### Data extract
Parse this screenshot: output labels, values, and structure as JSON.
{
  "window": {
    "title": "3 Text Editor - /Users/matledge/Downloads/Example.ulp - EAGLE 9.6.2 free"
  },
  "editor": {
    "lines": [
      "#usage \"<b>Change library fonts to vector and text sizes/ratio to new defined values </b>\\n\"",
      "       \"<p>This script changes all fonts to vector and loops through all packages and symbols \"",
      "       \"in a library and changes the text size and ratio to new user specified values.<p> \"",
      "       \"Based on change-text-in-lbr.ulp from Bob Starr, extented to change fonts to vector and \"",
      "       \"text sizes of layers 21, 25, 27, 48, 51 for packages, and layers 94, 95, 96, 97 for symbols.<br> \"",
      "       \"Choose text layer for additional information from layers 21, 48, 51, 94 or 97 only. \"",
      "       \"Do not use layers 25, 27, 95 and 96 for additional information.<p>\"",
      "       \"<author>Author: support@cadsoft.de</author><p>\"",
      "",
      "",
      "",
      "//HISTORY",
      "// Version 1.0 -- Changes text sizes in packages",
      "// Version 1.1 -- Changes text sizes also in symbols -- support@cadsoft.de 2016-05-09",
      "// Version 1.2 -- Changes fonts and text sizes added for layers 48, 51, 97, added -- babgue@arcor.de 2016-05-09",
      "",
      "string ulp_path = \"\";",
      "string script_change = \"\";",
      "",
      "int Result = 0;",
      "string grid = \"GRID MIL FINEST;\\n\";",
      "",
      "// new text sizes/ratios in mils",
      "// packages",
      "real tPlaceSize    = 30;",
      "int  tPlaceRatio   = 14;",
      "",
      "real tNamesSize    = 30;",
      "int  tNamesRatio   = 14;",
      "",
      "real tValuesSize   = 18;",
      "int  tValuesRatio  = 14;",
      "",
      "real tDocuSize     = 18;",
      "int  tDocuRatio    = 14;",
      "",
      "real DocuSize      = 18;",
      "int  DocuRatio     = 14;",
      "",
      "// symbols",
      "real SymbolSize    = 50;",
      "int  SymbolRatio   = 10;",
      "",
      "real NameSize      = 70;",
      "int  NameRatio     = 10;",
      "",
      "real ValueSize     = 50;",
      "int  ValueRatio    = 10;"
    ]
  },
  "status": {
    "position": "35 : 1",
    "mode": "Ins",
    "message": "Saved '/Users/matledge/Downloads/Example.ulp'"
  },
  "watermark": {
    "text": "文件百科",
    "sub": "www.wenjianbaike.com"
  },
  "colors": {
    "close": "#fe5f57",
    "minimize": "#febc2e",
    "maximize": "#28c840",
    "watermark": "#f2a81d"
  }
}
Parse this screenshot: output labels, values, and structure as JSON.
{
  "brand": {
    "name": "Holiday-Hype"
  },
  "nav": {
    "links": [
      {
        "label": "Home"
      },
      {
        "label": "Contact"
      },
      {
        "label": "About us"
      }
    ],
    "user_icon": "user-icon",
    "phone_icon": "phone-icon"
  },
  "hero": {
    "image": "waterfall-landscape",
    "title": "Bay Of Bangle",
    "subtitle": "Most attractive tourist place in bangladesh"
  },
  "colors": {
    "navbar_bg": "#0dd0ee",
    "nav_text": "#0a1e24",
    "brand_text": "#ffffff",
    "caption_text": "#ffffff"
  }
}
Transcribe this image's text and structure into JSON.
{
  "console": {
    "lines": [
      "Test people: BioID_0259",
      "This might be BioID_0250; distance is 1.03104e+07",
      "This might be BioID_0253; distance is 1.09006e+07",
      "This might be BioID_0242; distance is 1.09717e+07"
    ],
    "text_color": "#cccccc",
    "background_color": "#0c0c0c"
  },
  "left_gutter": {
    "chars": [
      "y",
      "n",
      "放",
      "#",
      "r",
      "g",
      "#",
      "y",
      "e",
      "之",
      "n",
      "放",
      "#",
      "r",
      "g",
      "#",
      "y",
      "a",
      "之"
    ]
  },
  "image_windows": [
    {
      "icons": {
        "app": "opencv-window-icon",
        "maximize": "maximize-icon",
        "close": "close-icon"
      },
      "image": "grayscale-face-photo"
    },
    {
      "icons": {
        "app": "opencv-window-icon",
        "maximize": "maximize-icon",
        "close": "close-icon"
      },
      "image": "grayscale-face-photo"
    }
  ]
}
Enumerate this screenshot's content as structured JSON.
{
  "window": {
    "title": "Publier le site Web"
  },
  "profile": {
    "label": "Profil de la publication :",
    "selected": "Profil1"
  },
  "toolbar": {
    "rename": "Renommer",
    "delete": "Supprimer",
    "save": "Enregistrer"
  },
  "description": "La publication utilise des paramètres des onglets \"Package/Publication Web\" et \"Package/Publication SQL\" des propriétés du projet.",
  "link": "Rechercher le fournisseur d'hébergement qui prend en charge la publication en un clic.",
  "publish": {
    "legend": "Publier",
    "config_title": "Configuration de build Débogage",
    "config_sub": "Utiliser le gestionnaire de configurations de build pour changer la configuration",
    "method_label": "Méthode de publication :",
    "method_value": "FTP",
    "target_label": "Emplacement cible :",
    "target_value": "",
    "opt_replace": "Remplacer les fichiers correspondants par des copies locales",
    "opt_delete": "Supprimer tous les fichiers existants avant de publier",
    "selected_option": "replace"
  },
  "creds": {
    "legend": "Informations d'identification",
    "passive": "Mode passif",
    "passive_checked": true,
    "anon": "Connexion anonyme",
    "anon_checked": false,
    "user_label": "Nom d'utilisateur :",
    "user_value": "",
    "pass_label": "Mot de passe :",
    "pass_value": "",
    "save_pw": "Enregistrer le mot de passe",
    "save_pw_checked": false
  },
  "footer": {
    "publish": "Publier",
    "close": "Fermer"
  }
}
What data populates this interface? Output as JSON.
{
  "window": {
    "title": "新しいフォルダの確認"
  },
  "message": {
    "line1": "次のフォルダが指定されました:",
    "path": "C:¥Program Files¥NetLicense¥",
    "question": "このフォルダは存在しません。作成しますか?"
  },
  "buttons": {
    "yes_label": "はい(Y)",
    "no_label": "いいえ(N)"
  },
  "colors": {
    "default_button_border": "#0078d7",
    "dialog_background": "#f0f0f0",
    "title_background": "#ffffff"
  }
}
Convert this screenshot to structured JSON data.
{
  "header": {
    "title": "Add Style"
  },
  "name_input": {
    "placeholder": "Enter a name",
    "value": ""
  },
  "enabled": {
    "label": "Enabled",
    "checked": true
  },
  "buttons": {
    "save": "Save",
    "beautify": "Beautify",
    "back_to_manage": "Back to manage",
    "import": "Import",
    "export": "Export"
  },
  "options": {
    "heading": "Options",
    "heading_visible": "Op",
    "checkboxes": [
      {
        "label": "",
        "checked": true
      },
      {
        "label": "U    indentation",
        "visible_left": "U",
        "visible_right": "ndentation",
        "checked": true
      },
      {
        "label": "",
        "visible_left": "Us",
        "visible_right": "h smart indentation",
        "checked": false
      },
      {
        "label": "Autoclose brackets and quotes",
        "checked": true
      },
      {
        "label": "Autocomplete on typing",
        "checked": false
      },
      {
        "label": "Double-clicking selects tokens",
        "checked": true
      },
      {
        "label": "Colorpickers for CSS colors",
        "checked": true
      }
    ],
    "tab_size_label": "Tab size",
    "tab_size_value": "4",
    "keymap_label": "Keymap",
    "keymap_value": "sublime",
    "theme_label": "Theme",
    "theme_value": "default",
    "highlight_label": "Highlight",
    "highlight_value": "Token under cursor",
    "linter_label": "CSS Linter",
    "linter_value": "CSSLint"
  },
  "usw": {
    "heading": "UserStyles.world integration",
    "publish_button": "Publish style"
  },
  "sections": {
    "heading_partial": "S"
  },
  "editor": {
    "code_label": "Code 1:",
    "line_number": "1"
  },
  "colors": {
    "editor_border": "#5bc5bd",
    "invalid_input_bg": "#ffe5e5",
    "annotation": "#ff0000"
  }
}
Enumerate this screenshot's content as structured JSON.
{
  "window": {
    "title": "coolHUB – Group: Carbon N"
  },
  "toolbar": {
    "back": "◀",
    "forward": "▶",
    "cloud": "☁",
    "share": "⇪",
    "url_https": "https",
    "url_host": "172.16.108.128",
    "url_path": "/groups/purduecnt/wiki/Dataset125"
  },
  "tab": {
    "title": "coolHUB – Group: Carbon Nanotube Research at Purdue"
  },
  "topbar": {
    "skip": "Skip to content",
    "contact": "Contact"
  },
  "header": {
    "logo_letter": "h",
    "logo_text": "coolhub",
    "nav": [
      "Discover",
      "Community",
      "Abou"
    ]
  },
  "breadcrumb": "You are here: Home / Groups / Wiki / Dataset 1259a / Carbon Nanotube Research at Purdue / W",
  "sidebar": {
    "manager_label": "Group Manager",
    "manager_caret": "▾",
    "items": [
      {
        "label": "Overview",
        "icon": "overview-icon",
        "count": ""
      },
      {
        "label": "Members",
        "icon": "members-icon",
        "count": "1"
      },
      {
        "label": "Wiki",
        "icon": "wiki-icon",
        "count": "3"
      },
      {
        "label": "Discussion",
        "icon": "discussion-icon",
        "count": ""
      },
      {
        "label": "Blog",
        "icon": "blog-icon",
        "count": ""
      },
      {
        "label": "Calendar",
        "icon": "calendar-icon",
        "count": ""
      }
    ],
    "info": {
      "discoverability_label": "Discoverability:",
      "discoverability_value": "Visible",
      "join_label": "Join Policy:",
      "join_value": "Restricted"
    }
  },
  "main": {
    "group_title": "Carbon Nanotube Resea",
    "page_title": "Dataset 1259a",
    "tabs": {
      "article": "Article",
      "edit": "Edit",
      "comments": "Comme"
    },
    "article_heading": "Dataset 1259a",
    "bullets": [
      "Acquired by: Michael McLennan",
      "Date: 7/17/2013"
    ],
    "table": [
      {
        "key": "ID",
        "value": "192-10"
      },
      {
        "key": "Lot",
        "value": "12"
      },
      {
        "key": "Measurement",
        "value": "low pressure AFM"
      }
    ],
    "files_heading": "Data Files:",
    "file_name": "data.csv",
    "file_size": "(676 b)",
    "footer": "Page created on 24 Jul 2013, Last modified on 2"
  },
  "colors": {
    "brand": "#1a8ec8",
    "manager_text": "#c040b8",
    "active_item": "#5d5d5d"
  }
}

### Task goal
Work through the data and report how many of its lines hold the word "might", giving only the figure.

### Task response
3